Begin
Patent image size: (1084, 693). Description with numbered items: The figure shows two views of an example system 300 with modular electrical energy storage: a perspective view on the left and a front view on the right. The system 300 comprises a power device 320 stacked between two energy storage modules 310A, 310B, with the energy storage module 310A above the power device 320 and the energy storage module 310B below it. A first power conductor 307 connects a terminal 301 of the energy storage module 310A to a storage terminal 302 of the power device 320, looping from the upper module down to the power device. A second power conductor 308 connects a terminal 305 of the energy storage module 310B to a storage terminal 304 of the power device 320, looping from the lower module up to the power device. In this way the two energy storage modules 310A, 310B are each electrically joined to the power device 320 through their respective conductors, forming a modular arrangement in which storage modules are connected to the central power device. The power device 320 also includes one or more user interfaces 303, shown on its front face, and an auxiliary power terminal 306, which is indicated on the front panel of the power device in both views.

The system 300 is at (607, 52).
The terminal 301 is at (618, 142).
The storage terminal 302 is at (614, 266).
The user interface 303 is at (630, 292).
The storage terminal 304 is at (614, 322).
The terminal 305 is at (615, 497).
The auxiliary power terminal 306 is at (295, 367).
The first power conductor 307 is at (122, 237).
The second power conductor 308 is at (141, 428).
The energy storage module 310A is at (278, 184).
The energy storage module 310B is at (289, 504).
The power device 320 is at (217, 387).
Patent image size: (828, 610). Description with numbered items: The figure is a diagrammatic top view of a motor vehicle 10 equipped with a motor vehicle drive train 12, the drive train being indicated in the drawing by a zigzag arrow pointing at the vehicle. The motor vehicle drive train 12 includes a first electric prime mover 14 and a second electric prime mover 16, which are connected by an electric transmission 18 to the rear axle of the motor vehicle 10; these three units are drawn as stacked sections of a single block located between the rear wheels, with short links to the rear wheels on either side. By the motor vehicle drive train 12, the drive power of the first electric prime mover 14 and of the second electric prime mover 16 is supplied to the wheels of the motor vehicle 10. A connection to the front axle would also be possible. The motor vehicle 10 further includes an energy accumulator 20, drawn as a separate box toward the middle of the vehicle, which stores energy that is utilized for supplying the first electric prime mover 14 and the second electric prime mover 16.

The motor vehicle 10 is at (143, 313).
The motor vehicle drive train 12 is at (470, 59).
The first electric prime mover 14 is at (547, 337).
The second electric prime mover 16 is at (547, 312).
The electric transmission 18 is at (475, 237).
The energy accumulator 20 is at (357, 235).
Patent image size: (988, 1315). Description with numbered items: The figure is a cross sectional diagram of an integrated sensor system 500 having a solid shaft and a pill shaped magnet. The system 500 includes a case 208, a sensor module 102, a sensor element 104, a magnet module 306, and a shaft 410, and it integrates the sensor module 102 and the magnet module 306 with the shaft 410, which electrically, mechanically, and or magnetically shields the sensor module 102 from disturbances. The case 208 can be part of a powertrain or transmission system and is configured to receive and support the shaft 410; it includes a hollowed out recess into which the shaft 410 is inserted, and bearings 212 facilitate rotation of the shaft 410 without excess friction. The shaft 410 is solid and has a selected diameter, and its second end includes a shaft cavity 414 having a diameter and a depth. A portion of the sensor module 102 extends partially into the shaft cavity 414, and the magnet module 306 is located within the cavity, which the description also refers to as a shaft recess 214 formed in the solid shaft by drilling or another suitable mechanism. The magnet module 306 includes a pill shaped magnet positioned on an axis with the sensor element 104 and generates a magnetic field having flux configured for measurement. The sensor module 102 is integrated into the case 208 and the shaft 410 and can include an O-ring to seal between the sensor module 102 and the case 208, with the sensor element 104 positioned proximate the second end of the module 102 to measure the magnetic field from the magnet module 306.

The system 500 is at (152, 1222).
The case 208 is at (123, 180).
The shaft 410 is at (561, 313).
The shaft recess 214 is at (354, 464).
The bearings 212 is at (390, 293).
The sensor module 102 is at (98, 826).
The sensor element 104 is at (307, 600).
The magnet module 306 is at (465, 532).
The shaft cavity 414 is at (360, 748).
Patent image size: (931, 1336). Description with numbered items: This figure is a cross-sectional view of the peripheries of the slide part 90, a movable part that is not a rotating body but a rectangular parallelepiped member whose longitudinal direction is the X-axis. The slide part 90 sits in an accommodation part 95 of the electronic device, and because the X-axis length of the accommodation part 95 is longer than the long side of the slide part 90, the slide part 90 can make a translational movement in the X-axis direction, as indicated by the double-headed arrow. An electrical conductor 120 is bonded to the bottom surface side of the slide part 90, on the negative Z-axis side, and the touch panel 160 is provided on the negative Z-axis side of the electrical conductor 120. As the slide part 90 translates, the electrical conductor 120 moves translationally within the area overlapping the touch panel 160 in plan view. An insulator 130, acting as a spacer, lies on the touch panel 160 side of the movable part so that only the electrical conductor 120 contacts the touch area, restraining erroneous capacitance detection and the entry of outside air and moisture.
End
## What is being asked:
Copy the entire listing above word for word.

## Answer to the problem:
Patent image size: (1084, 693). Description with numbered items: The figure shows two views of an example system 300 with modular electrical energy storage: a perspective view on the left and a front view on the right. The system 300 comprises a power device 320 stacked between two energy storage modules 310A, 310B, with the energy storage module 310A above the power device 320 and the energy storage module 310B below it. A first power conductor 307 connects a terminal 301 of the energy storage module 310A to a storage terminal 302 of the power device 320, looping from the upper module down to the power device. A second power conductor 308 connects a terminal 305 of the energy storage module 310B to a storage terminal 304 of the power device 320, looping from the lower module up to the power device. In this way the two energy storage modules 310A, 310B are each electrically joined to the power device 320 through their respective conductors, forming a modular arrangement in which storage modules are connected to the central power device. The power device 320 also includes one or more user interfaces 303, shown on its front face, and an auxiliary power terminal 306, which is indicated on the front panel of the power device in both views.

The system 300 is at (607, 52).
The terminal 301 is at (618, 142).
The storage terminal 302 is at (614, 266).
The user interface 303 is at (630, 292).
The storage terminal 304 is at (614, 322).
The terminal 305 is at (615, 497).
The auxiliary power terminal 306 is at (295, 367).
The first power conductor 307 is at (122, 237).
The second power conductor 308 is at (141, 428).
The energy storage module 310A is at (278, 184).
The energy storage module 310B is at (289, 504).
The power device 320 is at (217, 387).
Patent image size: (828, 610). Description with numbered items: The figure is a diagrammatic top view of a motor vehicle 10 equipped with a motor vehicle drive train 12, the drive train being indicated in the drawing by a zigzag arrow pointing at the vehicle. The motor vehicle drive train 12 includes a first electric prime mover 14 and a second electric prime mover 16, which are connected by an electric transmission 18 to the rear axle of the motor vehicle 10; these three units are drawn as stacked sections of a single block located between the rear wheels, with short links to the rear wheels on either side. By the motor vehicle drive train 12, the drive power of the first electric prime mover 14 and of the second electric prime mover 16 is supplied to the wheels of the motor vehicle 10. A connection to the front axle would also be possible. The motor vehicle 10 further includes an energy accumulator 20, drawn as a separate box toward the middle of the vehicle, which stores energy that is utilized for supplying the first electric prime mover 14 and the second electric prime mover 16.

The motor vehicle 10 is at (143, 313).
The motor vehicle drive train 12 is at (470, 59).
The first electric prime mover 14 is at (547, 337).
The second electric prime mover 16 is at (547, 312).
The electric transmission 18 is at (475, 237).
The energy accumulator 20 is at (357, 235).
Patent image size: (988, 1315). Description with numbered items: The figure is a cross sectional diagram of an integrated sensor system 500 having a solid shaft and a pill shaped magnet. The system 500 includes a case 208, a sensor module 102, a sensor element 104, a magnet module 306, and a shaft 410, and it integrates the sensor module 102 and the magnet module 306 with the shaft 410, which electrically, mechanically, and or magnetically shields the sensor module 102 from disturbances. The case 208 can be part of a powertrain or transmission system and is configured to receive and support the shaft 410; it includes a hollowed out recess into which the shaft 410 is inserted, and bearings 212 facilitate rotation of the shaft 410 without excess friction. The shaft 410 is solid and has a selected diameter, and its second end includes a shaft cavity 414 having a diameter and a depth. A portion of the sensor module 102 extends partially into the shaft cavity 414, and the magnet module 306 is located within the cavity, which the description also refers to as a shaft recess 214 formed in the solid shaft by drilling or another suitable mechanism. The magnet module 306 includes a pill shaped magnet positioned on an axis with the sensor element 104 and generates a magnetic field having flux configured for measurement. The sensor module 102 is integrated into the case 208 and the shaft 410 and can include an O-ring to seal between the sensor module 102 and the case 208, with the sensor element 104 positioned proximate the second end of the module 102 to measure the magnetic field from the magnet module 306.

The system 500 is at (152, 1222).
The case 208 is at (123, 180).
The shaft 410 is at (561, 313).
The shaft recess 214 is at (354, 464).
The bearings 212 is at (390, 293).
The sensor module 102 is at (98, 826).
The sensor element 104 is at (307, 600).
The magnet module 306 is at (465, 532).
The shaft cavity 414 is at (360, 748).
Patent image size: (931, 1336). Description with numbered items: This figure is a cross-sectional view of the peripheries of the slide part 90, a movable part that is not a rotating body but a rectangular parallelepiped member whose longitudinal direction is the X-axis. The slide part 90 sits in an accommodation part 95 of the electronic device, and because the X-axis length of the accommodation part 95 is longer than the long side of the slide part 90, the slide part 90 can make a translational movement in the X-axis direction, as indicated by the double-headed arrow. An electrical conductor 120 is bonded to the bottom surface side of the slide part 90, on the negative Z-axis side, and the touch panel 160 is provided on the negative Z-axis side of the electrical conductor 120. As the slide part 90 translates, the electrical conductor 120 moves translationally within the area overlapping the touch panel 160 in plan view. An insulator 130, acting as a spacer, lies on the touch panel 160 side of the movable part so that only the electrical conductor 120 contacts the touch area, restraining erroneous capacitance detection and the entry of outside air and moisture.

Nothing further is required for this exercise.